## What you should do
Of the lines in the data below, count the ones holding the string "content", and answer with that number only.

## Material for the task

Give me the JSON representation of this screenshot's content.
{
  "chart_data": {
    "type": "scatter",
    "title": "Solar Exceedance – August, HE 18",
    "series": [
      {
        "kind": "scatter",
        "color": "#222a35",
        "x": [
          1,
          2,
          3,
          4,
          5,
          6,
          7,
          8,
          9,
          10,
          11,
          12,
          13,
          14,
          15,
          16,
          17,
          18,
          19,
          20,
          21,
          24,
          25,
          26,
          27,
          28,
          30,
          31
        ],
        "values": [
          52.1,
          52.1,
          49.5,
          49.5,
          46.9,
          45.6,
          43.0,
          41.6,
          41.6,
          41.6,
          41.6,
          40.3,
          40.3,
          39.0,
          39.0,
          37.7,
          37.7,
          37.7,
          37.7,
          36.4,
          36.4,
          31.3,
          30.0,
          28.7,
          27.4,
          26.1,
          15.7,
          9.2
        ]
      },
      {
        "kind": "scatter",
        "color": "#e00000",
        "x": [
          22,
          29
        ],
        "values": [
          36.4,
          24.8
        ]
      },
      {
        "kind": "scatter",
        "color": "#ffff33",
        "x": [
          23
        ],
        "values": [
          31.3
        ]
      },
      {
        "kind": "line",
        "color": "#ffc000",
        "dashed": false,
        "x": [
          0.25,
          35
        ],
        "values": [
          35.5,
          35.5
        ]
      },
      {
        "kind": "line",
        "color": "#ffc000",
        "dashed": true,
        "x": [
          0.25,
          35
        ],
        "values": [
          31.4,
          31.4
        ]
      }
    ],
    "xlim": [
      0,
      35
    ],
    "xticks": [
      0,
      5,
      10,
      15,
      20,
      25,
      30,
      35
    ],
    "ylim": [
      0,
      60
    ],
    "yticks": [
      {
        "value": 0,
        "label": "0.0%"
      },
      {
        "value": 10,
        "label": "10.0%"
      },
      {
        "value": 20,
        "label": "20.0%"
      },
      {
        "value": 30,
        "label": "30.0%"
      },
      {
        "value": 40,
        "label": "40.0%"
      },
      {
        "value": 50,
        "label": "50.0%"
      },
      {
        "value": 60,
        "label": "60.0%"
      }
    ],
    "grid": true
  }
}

...

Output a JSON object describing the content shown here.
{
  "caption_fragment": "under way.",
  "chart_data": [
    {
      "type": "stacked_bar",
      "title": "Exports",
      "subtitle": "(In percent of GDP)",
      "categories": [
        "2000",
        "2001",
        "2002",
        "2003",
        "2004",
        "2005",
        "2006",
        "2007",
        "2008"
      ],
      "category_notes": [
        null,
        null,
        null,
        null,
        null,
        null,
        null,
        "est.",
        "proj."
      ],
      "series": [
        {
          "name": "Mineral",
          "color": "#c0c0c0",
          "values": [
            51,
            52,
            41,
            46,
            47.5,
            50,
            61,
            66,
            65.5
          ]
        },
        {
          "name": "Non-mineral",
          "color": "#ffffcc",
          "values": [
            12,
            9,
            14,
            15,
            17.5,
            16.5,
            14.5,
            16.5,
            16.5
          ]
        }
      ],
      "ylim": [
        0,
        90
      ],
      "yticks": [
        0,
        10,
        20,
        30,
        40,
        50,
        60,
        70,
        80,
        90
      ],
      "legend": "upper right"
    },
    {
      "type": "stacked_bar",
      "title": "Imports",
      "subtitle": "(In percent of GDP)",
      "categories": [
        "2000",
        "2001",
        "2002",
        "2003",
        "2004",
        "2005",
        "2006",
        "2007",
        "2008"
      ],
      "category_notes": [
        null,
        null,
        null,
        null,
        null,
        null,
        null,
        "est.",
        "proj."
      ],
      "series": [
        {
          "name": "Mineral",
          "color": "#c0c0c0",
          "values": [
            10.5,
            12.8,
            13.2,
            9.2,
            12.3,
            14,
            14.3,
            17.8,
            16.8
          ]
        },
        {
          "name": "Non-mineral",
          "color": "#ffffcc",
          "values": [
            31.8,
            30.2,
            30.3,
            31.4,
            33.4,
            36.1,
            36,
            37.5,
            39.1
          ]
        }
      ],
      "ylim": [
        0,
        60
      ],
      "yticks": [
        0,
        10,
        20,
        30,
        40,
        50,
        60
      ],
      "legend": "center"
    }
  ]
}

## Solution
2